> **INSTRUCTIONS FOR THE TASK**: From the listing, collect all lines containing the word "Good".

> **DATASET**:
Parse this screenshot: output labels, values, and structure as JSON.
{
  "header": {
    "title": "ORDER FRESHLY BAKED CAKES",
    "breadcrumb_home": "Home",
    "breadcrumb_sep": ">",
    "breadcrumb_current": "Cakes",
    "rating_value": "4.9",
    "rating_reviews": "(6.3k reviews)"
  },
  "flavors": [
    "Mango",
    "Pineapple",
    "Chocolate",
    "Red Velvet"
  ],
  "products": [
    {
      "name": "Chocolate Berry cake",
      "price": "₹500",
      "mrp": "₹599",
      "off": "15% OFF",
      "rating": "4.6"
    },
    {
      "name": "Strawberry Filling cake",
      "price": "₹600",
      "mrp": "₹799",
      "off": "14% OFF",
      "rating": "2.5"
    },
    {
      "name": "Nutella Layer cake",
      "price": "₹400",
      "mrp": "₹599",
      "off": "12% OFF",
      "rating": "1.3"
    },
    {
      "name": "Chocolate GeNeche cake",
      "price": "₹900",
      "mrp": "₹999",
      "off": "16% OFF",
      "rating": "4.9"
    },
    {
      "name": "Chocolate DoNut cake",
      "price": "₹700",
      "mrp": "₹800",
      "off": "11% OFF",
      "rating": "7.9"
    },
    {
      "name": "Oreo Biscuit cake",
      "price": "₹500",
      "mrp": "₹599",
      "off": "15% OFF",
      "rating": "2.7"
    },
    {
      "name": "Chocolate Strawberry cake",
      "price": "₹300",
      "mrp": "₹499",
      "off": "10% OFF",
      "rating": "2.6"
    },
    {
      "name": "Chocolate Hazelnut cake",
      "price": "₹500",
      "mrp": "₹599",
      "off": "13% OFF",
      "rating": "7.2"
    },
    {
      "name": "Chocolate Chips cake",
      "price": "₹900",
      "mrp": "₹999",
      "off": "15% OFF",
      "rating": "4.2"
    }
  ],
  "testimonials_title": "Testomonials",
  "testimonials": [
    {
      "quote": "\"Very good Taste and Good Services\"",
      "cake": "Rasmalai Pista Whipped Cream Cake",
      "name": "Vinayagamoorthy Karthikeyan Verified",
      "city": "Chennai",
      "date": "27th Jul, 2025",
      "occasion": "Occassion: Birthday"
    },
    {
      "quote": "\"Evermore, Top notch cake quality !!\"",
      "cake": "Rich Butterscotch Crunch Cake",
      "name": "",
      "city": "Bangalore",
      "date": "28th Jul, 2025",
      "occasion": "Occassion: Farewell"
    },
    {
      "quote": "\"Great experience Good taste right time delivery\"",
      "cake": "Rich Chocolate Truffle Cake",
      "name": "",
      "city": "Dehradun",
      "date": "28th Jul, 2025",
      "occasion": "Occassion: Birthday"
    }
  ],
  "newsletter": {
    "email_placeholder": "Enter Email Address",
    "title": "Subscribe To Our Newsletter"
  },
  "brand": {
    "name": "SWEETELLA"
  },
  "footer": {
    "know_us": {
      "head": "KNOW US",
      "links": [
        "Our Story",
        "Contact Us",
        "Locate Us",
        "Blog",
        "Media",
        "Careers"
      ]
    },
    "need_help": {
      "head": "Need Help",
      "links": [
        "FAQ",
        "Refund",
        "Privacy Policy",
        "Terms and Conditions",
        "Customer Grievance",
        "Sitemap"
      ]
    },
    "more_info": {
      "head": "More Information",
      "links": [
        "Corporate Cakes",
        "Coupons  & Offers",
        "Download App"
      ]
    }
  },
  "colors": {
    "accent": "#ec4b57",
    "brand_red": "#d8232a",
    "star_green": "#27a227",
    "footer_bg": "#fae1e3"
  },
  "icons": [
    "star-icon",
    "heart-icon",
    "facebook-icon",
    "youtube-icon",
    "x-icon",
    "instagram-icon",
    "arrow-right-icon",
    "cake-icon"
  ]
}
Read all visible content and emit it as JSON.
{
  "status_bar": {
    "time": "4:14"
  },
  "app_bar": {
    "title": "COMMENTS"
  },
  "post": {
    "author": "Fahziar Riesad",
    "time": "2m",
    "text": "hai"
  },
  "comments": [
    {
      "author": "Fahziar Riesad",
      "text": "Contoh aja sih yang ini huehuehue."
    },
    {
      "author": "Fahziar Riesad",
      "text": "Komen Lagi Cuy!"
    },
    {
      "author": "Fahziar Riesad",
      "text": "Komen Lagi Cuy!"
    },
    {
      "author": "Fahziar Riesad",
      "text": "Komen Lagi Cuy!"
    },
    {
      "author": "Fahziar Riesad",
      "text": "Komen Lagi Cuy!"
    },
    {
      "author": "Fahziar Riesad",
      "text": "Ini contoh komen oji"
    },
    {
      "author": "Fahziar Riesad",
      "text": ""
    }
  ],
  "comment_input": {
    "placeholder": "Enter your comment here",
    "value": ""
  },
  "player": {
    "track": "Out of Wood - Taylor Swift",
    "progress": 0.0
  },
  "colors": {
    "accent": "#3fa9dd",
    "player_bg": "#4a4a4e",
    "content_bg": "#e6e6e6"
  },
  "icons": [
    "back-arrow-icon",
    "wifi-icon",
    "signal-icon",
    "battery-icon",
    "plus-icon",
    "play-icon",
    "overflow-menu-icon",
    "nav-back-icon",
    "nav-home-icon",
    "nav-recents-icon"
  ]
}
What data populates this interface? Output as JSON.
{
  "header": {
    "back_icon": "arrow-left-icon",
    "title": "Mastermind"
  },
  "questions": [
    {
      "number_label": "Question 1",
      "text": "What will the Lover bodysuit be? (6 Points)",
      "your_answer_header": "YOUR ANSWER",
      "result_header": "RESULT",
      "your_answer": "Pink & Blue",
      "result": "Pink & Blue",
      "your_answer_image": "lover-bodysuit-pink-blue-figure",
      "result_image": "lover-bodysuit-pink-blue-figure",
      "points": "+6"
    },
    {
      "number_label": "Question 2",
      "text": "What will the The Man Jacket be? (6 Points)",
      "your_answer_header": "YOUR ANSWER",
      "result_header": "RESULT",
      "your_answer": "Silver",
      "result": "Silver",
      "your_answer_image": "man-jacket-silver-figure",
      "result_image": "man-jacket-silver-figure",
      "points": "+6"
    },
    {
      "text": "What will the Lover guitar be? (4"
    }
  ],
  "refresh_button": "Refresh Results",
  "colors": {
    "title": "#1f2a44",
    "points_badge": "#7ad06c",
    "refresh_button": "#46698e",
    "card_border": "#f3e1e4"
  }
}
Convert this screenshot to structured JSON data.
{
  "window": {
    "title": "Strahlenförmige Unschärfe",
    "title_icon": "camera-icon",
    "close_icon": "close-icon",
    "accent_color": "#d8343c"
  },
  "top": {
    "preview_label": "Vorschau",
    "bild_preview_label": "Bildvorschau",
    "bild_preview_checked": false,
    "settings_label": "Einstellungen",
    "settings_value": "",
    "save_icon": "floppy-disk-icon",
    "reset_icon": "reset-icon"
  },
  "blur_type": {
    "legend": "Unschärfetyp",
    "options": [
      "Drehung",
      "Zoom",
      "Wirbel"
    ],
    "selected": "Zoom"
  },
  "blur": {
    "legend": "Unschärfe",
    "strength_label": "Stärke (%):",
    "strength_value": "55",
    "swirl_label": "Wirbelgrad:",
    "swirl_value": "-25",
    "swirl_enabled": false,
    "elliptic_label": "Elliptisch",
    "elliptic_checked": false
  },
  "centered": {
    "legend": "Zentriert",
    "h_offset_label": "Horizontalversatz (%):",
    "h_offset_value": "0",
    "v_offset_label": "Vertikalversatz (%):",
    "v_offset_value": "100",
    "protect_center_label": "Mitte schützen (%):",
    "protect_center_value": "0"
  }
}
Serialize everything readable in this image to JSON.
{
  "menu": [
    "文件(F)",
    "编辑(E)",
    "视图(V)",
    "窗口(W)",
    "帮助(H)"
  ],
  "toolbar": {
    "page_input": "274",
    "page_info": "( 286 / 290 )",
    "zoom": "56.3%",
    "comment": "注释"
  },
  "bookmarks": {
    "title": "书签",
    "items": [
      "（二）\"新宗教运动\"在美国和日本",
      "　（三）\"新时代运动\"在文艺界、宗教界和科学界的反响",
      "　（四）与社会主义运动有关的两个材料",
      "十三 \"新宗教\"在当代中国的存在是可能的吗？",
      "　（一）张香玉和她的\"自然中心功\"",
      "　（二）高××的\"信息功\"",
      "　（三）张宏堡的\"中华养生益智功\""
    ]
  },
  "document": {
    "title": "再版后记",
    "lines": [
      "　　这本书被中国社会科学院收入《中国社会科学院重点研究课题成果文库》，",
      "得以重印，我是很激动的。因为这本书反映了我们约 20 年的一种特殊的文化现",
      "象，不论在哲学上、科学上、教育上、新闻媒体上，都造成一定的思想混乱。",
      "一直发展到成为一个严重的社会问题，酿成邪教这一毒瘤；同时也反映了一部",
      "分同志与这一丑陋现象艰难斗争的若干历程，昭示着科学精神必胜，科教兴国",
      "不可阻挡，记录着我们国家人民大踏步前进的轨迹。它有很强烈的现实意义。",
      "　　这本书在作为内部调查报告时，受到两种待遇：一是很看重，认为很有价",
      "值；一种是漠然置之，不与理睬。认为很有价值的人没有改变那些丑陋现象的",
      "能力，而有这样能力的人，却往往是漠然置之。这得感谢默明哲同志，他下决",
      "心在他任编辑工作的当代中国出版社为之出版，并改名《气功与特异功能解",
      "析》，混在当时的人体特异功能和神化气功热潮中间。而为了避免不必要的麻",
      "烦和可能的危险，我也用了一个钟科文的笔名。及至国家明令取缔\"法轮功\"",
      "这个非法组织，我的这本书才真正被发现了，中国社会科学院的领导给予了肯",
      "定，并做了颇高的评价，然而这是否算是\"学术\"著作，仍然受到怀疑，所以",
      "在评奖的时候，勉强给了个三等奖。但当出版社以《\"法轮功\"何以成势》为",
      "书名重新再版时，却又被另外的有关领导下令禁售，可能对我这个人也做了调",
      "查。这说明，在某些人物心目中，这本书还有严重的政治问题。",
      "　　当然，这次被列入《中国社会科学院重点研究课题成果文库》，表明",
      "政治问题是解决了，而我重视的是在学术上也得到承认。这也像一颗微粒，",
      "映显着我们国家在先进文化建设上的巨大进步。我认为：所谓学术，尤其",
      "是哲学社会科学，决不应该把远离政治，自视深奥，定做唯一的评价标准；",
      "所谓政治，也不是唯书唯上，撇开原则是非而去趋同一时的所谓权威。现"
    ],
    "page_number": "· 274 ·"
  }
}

> **SOLUTION TO THE EXERCISE**:
      "quote": "\"Very good Taste and Good Services\"",
      "quote": "\"Great experience Good taste right time delivery\"",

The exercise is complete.